▶ 待审文本
Abstract
背景与目的
EFEMP1属于fibulin家族成员,是一种与细胞代谢密切相关的重要的细胞外基质蛋白,其在肿瘤的发生发展中的作用尚不清楚。本研究旨在探讨EFEMP1影响肺癌细胞生长和侵袭转移的生物学作用及其机制。
方法
Western blot方法检测肺癌细胞中EFEMP1表达,甲基化特异性PCR(methylation-specific PCR, MSP)方法检测EFEMP1在肺癌细胞中启动子区甲基化状态。肺癌细胞中转染EFEMP1后,检测细胞克隆形成及侵袭能力变化,并用Western blot及实时定量PCR检测MMP-7表达,Luciferase实验检测EFEMP1对基质金属蛋白酶7(matrix metalloproteinase-7, MMP-7)报告质粒的影响。
结果
Western blot结果显示肺癌细胞中EFEMP1表达下降,MSP分析结果说明A549和H1299中EFEMP1启动子区存在甲基化位点,5-aza-2’-deoxycytidine处理后,EFEMP1表达升高。A549和H1299转染EFEMP1后细胞克隆形成能力以及侵袭活性明显下降,MMP-7蛋白表达下调。Luciferase实验结果显示EFEMP1可以抑制MMP-7报告质粒的表达活性。
结论
EFEMP1是一种肺癌生长和侵袭的抑制因子,由于表观遗传学的改变,其在肺癌细胞中表达下降,通过上调MMP-7的表达促进肺癌细胞的侵袭转移。
Keywords: EFEMP1, MMP-7, 肺肿瘤, 细胞侵袭
Abstract
Background and objective
EFEMP1, a member of fibulin family proteins, is a very important extracellular matrix protein which is involved in cell metabolism and its role in tumor occurrence and progression is still poorly understood. The aim of this study is to investigate the functional effect and mechanism of EFEMP1 in lung cancer cell growth and invasion.

▶ 练习要求
[1] 在这段关于EFEMP1与肺癌的摘要中,用哪种方法检测EFEMP1启动子区的甲基化状态?
[2] 请从这段摘要中引用“Keywords: EFEMP1, MMP-7, 肺肿瘤, 细胞侵袭”与“growth and invasion.”之间的原文,首尾两处均包括在内。
作答时不需要查看下方的数据行。

▶ 存储数据
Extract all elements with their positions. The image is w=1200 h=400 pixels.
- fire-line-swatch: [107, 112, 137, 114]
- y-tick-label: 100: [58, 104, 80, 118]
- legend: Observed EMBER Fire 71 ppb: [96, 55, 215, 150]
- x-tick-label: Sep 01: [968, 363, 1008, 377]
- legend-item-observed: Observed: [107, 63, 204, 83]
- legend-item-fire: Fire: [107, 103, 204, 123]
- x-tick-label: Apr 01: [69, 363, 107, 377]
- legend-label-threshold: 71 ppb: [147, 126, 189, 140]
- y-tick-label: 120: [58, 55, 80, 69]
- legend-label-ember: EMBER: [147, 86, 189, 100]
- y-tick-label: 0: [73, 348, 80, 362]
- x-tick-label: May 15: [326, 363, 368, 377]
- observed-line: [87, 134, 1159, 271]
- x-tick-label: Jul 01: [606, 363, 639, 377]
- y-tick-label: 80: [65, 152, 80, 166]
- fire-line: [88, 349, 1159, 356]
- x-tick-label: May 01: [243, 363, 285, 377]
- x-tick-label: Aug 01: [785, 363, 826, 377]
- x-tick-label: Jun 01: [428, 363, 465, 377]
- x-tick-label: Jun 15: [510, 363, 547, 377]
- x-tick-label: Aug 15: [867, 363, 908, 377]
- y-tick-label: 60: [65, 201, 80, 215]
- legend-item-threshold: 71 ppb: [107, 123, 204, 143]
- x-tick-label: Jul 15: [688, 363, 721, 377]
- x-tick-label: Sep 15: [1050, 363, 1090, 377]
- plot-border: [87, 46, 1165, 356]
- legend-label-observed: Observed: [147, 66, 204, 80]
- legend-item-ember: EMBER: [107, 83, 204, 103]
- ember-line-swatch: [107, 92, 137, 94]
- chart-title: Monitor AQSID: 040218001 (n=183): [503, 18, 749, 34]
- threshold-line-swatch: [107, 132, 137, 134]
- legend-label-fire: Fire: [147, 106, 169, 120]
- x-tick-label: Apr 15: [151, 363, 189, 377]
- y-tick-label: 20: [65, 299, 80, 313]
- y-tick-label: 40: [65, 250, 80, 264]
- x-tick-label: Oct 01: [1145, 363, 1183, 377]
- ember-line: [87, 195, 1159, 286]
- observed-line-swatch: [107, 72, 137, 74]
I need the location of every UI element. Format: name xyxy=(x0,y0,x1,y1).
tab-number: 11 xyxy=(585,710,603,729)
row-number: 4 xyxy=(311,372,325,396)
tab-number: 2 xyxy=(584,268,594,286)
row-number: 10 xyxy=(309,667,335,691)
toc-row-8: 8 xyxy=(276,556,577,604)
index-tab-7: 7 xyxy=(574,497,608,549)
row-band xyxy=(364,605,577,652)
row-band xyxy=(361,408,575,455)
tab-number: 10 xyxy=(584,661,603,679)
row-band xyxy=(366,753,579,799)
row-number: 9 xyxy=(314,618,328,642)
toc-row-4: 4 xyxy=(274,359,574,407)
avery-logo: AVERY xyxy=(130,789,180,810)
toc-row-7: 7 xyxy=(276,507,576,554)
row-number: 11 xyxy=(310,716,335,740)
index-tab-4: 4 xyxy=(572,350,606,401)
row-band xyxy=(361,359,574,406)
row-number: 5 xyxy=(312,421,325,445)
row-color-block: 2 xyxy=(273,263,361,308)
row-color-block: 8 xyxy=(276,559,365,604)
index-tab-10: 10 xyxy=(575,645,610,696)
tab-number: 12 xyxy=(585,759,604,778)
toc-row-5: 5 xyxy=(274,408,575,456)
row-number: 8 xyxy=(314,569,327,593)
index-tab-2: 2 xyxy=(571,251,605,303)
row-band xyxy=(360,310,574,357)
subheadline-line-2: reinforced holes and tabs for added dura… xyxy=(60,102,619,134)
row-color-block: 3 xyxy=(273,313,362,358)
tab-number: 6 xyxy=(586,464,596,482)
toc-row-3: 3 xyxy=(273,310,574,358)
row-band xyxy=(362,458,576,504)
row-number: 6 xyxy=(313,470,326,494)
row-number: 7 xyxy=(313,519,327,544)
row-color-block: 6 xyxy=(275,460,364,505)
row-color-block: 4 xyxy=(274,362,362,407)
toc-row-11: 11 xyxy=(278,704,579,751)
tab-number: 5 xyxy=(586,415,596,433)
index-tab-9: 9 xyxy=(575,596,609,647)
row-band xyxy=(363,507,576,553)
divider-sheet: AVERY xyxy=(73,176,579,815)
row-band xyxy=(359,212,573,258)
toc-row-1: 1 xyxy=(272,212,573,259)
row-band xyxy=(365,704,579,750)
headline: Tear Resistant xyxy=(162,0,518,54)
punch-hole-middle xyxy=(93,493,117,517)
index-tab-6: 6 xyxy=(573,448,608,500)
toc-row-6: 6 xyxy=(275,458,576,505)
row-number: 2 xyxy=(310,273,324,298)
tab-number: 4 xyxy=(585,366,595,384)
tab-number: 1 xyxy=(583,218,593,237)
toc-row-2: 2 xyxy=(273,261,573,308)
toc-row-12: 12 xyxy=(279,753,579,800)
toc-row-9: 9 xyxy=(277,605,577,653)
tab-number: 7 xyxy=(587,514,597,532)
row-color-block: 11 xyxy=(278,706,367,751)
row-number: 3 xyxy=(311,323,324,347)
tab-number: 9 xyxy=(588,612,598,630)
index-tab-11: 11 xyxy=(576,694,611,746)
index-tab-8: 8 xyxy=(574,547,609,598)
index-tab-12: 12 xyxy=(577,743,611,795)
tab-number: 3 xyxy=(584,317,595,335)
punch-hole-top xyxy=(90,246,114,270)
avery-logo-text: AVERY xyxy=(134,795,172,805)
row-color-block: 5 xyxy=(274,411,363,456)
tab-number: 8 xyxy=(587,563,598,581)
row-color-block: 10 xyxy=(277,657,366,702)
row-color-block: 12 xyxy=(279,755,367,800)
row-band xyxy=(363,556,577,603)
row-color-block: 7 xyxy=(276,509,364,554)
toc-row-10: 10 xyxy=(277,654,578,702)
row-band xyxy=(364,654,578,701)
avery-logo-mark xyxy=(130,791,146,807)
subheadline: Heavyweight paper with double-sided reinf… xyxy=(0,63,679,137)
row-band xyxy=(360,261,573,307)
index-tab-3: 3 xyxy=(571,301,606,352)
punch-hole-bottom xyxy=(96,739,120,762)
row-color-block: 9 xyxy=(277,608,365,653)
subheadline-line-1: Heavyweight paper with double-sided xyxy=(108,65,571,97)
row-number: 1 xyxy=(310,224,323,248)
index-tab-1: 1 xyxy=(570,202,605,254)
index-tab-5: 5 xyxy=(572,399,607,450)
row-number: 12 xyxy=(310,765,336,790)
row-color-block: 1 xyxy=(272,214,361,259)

▶ 书面答案
[1] 甲基化特异性PCR(MSP)。

[2]
Keywords: EFEMP1, MMP-7, 肺肿瘤, 细胞侵袭
Abstract
Background and objective
EFEMP1, a member of fibulin family proteins, is a very important extracellular matrix protein which is involved in cell metabolism and its role in tumor occurrence and progression is still poorly understood. The aim of this study is to investigate the functional effect and mechanism of EFEMP1 in lung cancer cell growth and invasion.